▶ YOUR OBJECTIVE
Return the listing below verbatim. Pictures do not belong in the copy.

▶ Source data
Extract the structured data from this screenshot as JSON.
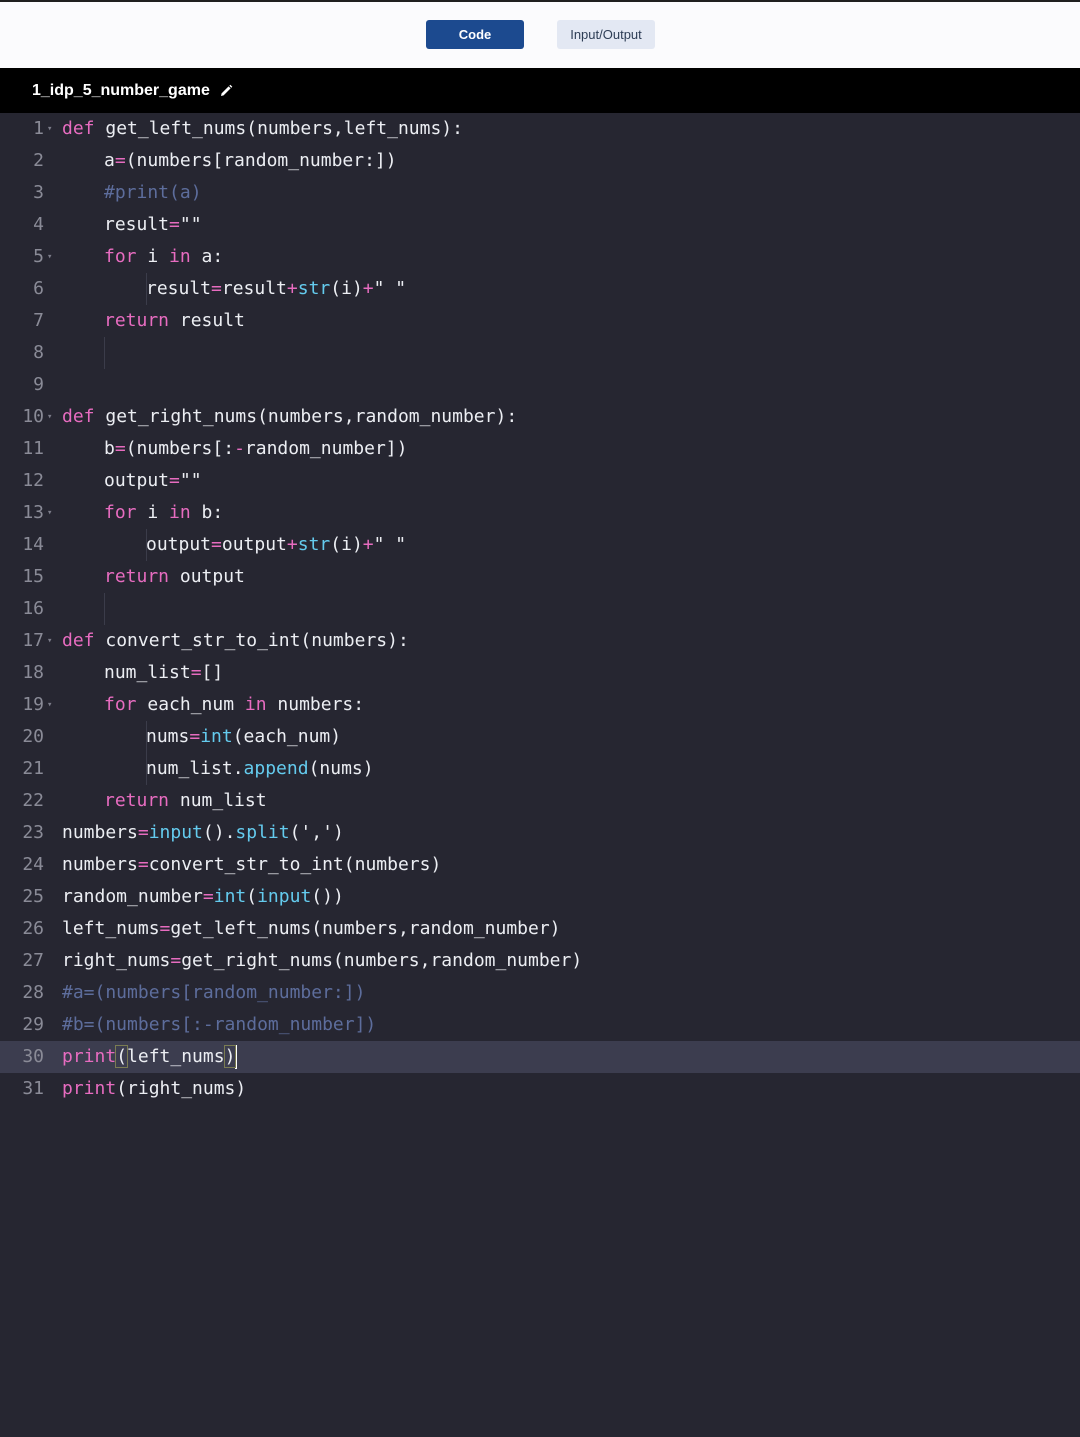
{
  "tabs": {
    "code_label": "Code",
    "io_label": "Input/Output"
  },
  "file": {
    "name": "1_idp_5_number_game"
  },
  "editor": {
    "active_line": 30,
    "lines": [
      {
        "n": "1",
        "fold": true,
        "indent": 0,
        "tokens": [
          [
            "kw",
            "def"
          ],
          [
            "t",
            " get_left_nums(numbers,left_nums):"
          ]
        ]
      },
      {
        "n": "2",
        "indent": 1,
        "tokens": [
          [
            "t",
            "a"
          ],
          [
            "op",
            "="
          ],
          [
            "t",
            "(numbers[random_number:])"
          ]
        ]
      },
      {
        "n": "3",
        "indent": 1,
        "tokens": [
          [
            "cm",
            "#print(a)"
          ]
        ]
      },
      {
        "n": "4",
        "indent": 1,
        "tokens": [
          [
            "t",
            "result"
          ],
          [
            "op",
            "="
          ],
          [
            "t",
            "\"\""
          ]
        ]
      },
      {
        "n": "5",
        "fold": true,
        "indent": 1,
        "tokens": [
          [
            "kw",
            "for"
          ],
          [
            "t",
            " i "
          ],
          [
            "kw",
            "in"
          ],
          [
            "t",
            " a:"
          ]
        ]
      },
      {
        "n": "6",
        "indent": 2,
        "tokens": [
          [
            "t",
            "result"
          ],
          [
            "op",
            "="
          ],
          [
            "t",
            "result"
          ],
          [
            "op",
            "+"
          ],
          [
            "fn",
            "str"
          ],
          [
            "t",
            "(i)"
          ],
          [
            "op",
            "+"
          ],
          [
            "t",
            "\" \""
          ]
        ]
      },
      {
        "n": "7",
        "indent": 1,
        "tokens": [
          [
            "kw",
            "return"
          ],
          [
            "t",
            " result"
          ]
        ]
      },
      {
        "n": "8",
        "indent": 1,
        "tokens": []
      },
      {
        "n": "9",
        "indent": 0,
        "tokens": []
      },
      {
        "n": "10",
        "fold": true,
        "indent": 0,
        "tokens": [
          [
            "kw",
            "def"
          ],
          [
            "t",
            " get_right_nums(numbers,random_number):"
          ]
        ]
      },
      {
        "n": "11",
        "indent": 1,
        "tokens": [
          [
            "t",
            "b"
          ],
          [
            "op",
            "="
          ],
          [
            "t",
            "(numbers[:"
          ],
          [
            "op",
            "-"
          ],
          [
            "t",
            "random_number])"
          ]
        ]
      },
      {
        "n": "12",
        "indent": 1,
        "tokens": [
          [
            "t",
            "output"
          ],
          [
            "op",
            "="
          ],
          [
            "t",
            "\"\""
          ]
        ]
      },
      {
        "n": "13",
        "fold": true,
        "indent": 1,
        "tokens": [
          [
            "kw",
            "for"
          ],
          [
            "t",
            " i "
          ],
          [
            "kw",
            "in"
          ],
          [
            "t",
            " b:"
          ]
        ]
      },
      {
        "n": "14",
        "indent": 2,
        "tokens": [
          [
            "t",
            "output"
          ],
          [
            "op",
            "="
          ],
          [
            "t",
            "output"
          ],
          [
            "op",
            "+"
          ],
          [
            "fn",
            "str"
          ],
          [
            "t",
            "(i)"
          ],
          [
            "op",
            "+"
          ],
          [
            "t",
            "\" \""
          ]
        ]
      },
      {
        "n": "15",
        "indent": 1,
        "tokens": [
          [
            "kw",
            "return"
          ],
          [
            "t",
            " output"
          ]
        ]
      },
      {
        "n": "16",
        "indent": 1,
        "tokens": []
      },
      {
        "n": "17",
        "fold": true,
        "indent": 0,
        "tokens": [
          [
            "kw",
            "def"
          ],
          [
            "t",
            " convert_str_to_int(numbers):"
          ]
        ]
      },
      {
        "n": "18",
        "indent": 1,
        "tokens": [
          [
            "t",
            "num_list"
          ],
          [
            "op",
            "="
          ],
          [
            "t",
            "[]"
          ]
        ]
      },
      {
        "n": "19",
        "fold": true,
        "indent": 1,
        "tokens": [
          [
            "kw",
            "for"
          ],
          [
            "t",
            " each_num "
          ],
          [
            "kw",
            "in"
          ],
          [
            "t",
            " numbers:"
          ]
        ]
      },
      {
        "n": "20",
        "indent": 2,
        "tokens": [
          [
            "t",
            "nums"
          ],
          [
            "op",
            "="
          ],
          [
            "fn",
            "int"
          ],
          [
            "t",
            "(each_num)"
          ]
        ]
      },
      {
        "n": "21",
        "indent": 2,
        "tokens": [
          [
            "t",
            "num_list."
          ],
          [
            "fn",
            "append"
          ],
          [
            "t",
            "(nums)"
          ]
        ]
      },
      {
        "n": "22",
        "indent": 1,
        "tokens": [
          [
            "kw",
            "return"
          ],
          [
            "t",
            " num_list"
          ]
        ]
      },
      {
        "n": "23",
        "indent": 0,
        "tokens": [
          [
            "t",
            "numbers"
          ],
          [
            "op",
            "="
          ],
          [
            "fn",
            "input"
          ],
          [
            "t",
            "()."
          ],
          [
            "fn",
            "split"
          ],
          [
            "t",
            "(',')"
          ]
        ]
      },
      {
        "n": "24",
        "indent": 0,
        "tokens": [
          [
            "t",
            "numbers"
          ],
          [
            "op",
            "="
          ],
          [
            "t",
            "convert_str_to_int(numbers)"
          ]
        ]
      },
      {
        "n": "25",
        "indent": 0,
        "tokens": [
          [
            "t",
            "random_number"
          ],
          [
            "op",
            "="
          ],
          [
            "fn",
            "int"
          ],
          [
            "t",
            "("
          ],
          [
            "fn",
            "input"
          ],
          [
            "t",
            "())"
          ]
        ]
      },
      {
        "n": "26",
        "indent": 0,
        "tokens": [
          [
            "t",
            "left_nums"
          ],
          [
            "op",
            "="
          ],
          [
            "t",
            "get_left_nums(numbers,random_number)"
          ]
        ]
      },
      {
        "n": "27",
        "indent": 0,
        "tokens": [
          [
            "t",
            "right_nums"
          ],
          [
            "op",
            "="
          ],
          [
            "t",
            "get_right_nums(numbers,random_number)"
          ]
        ]
      },
      {
        "n": "28",
        "indent": 0,
        "tokens": [
          [
            "cm",
            "#a=(numbers[random_number:])"
          ]
        ]
      },
      {
        "n": "29",
        "indent": 0,
        "tokens": [
          [
            "cm",
            "#b=(numbers[:-random_number])"
          ]
        ]
      },
      {
        "n": "30",
        "indent": 0,
        "tokens": [
          [
            "kw",
            "print"
          ],
          [
            "hl",
            "("
          ],
          [
            "t",
            "left_nums"
          ],
          [
            "hl",
            ")"
          ]
        ]
      },
      {
        "n": "31",
        "indent": 0,
        "tokens": [
          [
            "kw",
            "print"
          ],
          [
            "t",
            "(right_nums)"
          ]
        ]
      }
    ]
  },
  "colors": {
    "keyword": "#e76cc0",
    "function": "#64cbee",
    "comment": "#5d6d9c",
    "text": "#eceef3",
    "background": "#262631"
  }
}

▶ EXERCISE RESULT
Extract the structured data from this screenshot as JSON.
{
  "tabs": {
    "code_label": "Code",
    "io_label": "Input/Output"
  },
  "file": {
    "name": "1_idp_5_number_game"
  },
  "editor": {
    "active_line": 30,
    "lines": [
      {
        "n": "1",
        "fold": true,
        "indent": 0,
        "tokens": [
          [
            "kw",
            "def"
          ],
          [
            "t",
            " get_left_nums(numbers,left_nums):"
          ]
        ]
      },
      {
        "n": "2",
        "indent": 1,
        "tokens": [
          [
            "t",
            "a"
          ],
          [
            "op",
            "="
          ],
          [
            "t",
            "(numbers[random_number:])"
          ]
        ]
      },
      {
        "n": "3",
        "indent": 1,
        "tokens": [
          [
            "cm",
            "#print(a)"
          ]
        ]
      },
      {
        "n": "4",
        "indent": 1,
        "tokens": [
          [
            "t",
            "result"
          ],
          [
            "op",
            "="
          ],
          [
            "t",
            "\"\""
          ]
        ]
      },
      {
        "n": "5",
        "fold": true,
        "indent": 1,
        "tokens": [
          [
            "kw",
            "for"
          ],
          [
            "t",
            " i "
          ],
          [
            "kw",
            "in"
          ],
          [
            "t",
            " a:"
          ]
        ]
      },
      {
        "n": "6",
        "indent": 2,
        "tokens": [
          [
            "t",
            "result"
          ],
          [
            "op",
            "="
          ],
          [
            "t",
            "result"
          ],
          [
            "op",
            "+"
          ],
          [
            "fn",
            "str"
          ],
          [
            "t",
            "(i)"
          ],
          [
            "op",
            "+"
          ],
          [
            "t",
            "\" \""
          ]
        ]
      },
      {
        "n": "7",
        "indent": 1,
        "tokens": [
          [
            "kw",
            "return"
          ],
          [
            "t",
            " result"
          ]
        ]
      },
      {
        "n": "8",
        "indent": 1,
        "tokens": []
      },
      {
        "n": "9",
        "indent": 0,
        "tokens": []
      },
      {
        "n": "10",
        "fold": true,
        "indent": 0,
        "tokens": [
          [
            "kw",
            "def"
          ],
          [
            "t",
            " get_right_nums(numbers,random_number):"
          ]
        ]
      },
      {
        "n": "11",
        "indent": 1,
        "tokens": [
          [
            "t",
            "b"
          ],
          [
            "op",
            "="
          ],
          [
            "t",
            "(numbers[:"
          ],
          [
            "op",
            "-"
          ],
          [
            "t",
            "random_number])"
          ]
        ]
      },
      {
        "n": "12",
        "indent": 1,
        "tokens": [
          [
            "t",
            "output"
          ],
          [
            "op",
            "="
          ],
          [
            "t",
            "\"\""
          ]
        ]
      },
      {
        "n": "13",
        "fold": true,
        "indent": 1,
        "tokens": [
          [
            "kw",
            "for"
          ],
          [
            "t",
            " i "
          ],
          [
            "kw",
            "in"
          ],
          [
            "t",
            " b:"
          ]
        ]
      },
      {
        "n": "14",
        "indent": 2,
        "tokens": [
          [
            "t",
            "output"
          ],
          [
            "op",
            "="
          ],
          [
            "t",
            "output"
          ],
          [
            "op",
            "+"
          ],
          [
            "fn",
            "str"
          ],
          [
            "t",
            "(i)"
          ],
          [
            "op",
            "+"
          ],
          [
            "t",
            "\" \""
          ]
        ]
      },
      {
        "n": "15",
        "indent": 1,
        "tokens": [
          [
            "kw",
            "return"
          ],
          [
            "t",
            " output"
          ]
        ]
      },
      {
        "n": "16",
        "indent": 1,
        "tokens": []
      },
      {
        "n": "17",
        "fold": true,
        "indent": 0,
        "tokens": [
          [
            "kw",
            "def"
          ],
          [
            "t",
            " convert_str_to_int(numbers):"
          ]
        ]
      },
      {
        "n": "18",
        "indent": 1,
        "tokens": [
          [
            "t",
            "num_list"
          ],
          [
            "op",
            "="
          ],
          [
            "t",
            "[]"
          ]
        ]
      },
      {
        "n": "19",
        "fold": true,
        "indent": 1,
        "tokens": [
          [
            "kw",
            "for"
          ],
          [
            "t",
            " each_num "
          ],
          [
            "kw",
            "in"
          ],
          [
            "t",
            " numbers:"
          ]
        ]
      },
      {
        "n": "20",
        "indent": 2,
        "tokens": [
          [
            "t",
            "nums"
          ],
          [
            "op",
            "="
          ],
          [
            "fn",
            "int"
          ],
          [
            "t",
            "(each_num)"
          ]
        ]
      },
      {
        "n": "21",
        "indent": 2,
        "tokens": [
          [
            "t",
            "num_list."
          ],
          [
            "fn",
            "append"
          ],
          [
            "t",
            "(nums)"
          ]
        ]
      },
      {
        "n": "22",
        "indent": 1,
        "tokens": [
          [
            "kw",
            "return"
          ],
          [
            "t",
            " num_list"
          ]
        ]
      },
      {
        "n": "23",
        "indent": 0,
        "tokens": [
          [
            "t",
            "numbers"
          ],
          [
            "op",
            "="
          ],
          [
            "fn",
            "input"
          ],
          [
            "t",
            "()."
          ],
          [
            "fn",
            "split"
          ],
          [
            "t",
            "(',')"
          ]
        ]
      },
      {
        "n": "24",
        "indent": 0,
        "tokens": [
          [
            "t",
            "numbers"
          ],
          [
            "op",
            "="
          ],
          [
            "t",
            "convert_str_to_int(numbers)"
          ]
        ]
      },
      {
        "n": "25",
        "indent": 0,
        "tokens": [
          [
            "t",
            "random_number"
          ],
          [
            "op",
            "="
          ],
          [
            "fn",
            "int"
          ],
          [
            "t",
            "("
          ],
          [
            "fn",
            "input"
          ],
          [
            "t",
            "())"
          ]
        ]
      },
      {
        "n": "26",
        "indent": 0,
        "tokens": [
          [
            "t",
            "left_nums"
          ],
          [
            "op",
            "="
          ],
          [
            "t",
            "get_left_nums(numbers,random_number)"
          ]
        ]
      },
      {
        "n": "27",
        "indent": 0,
        "tokens": [
          [
            "t",
            "right_nums"
          ],
          [
            "op",
            "="
          ],
          [
            "t",
            "get_right_nums(numbers,random_number)"
          ]
        ]
      },
      {
        "n": "28",
        "indent": 0,
        "tokens": [
          [
            "cm",
            "#a=(numbers[random_number:])"
          ]
        ]
      },
      {
        "n": "29",
        "indent": 0,
        "tokens": [
          [
            "cm",
            "#b=(numbers[:-random_number])"
          ]
        ]
      },
      {
        "n": "30",
        "indent": 0,
        "tokens": [
          [
            "kw",
            "print"
          ],
          [
            "hl",
            "("
          ],
          [
            "t",
            "left_nums"
          ],
          [
            "hl",
            ")"
          ]
        ]
      },
      {
        "n": "31",
        "indent": 0,
        "tokens": [
          [
            "kw",
            "print"
          ],
          [
            "t",
            "(right_nums)"
          ]
        ]
      }
    ]
  },
  "colors": {
    "keyword": "#e76cc0",
    "function": "#64cbee",
    "comment": "#5d6d9c",
    "text": "#eceef3",
    "background": "#262631"
  }
}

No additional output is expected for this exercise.